PROVIDED DATA |
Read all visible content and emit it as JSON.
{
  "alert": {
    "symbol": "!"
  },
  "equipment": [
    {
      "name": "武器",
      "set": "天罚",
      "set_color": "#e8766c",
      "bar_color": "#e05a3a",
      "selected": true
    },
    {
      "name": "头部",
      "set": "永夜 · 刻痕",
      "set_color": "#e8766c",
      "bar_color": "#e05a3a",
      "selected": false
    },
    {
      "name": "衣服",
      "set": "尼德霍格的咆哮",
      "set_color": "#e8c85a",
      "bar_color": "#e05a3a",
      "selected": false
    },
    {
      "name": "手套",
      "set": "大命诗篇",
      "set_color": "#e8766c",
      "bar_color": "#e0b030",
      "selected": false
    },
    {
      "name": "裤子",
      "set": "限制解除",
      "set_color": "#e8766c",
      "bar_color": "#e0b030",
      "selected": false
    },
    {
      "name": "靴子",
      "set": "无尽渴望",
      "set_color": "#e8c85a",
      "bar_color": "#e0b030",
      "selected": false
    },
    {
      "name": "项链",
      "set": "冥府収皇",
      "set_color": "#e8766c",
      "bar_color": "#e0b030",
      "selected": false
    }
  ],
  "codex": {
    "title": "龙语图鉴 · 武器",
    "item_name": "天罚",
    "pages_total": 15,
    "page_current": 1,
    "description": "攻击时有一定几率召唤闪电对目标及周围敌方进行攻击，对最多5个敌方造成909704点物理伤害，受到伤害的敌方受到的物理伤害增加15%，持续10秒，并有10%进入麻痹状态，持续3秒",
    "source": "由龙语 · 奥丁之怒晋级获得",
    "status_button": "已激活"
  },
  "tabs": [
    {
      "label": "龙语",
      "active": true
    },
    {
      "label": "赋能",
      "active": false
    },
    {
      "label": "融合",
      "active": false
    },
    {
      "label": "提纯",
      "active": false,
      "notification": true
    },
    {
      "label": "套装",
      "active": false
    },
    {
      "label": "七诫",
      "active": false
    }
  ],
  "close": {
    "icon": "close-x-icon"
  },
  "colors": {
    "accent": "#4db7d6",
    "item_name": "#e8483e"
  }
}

WORK TO COMPLETE | Copy every line of the records above that holds the word "true".

ANSWER FOR THIS EXERCISE |
      "selected": true
      "active": true
      "notification": true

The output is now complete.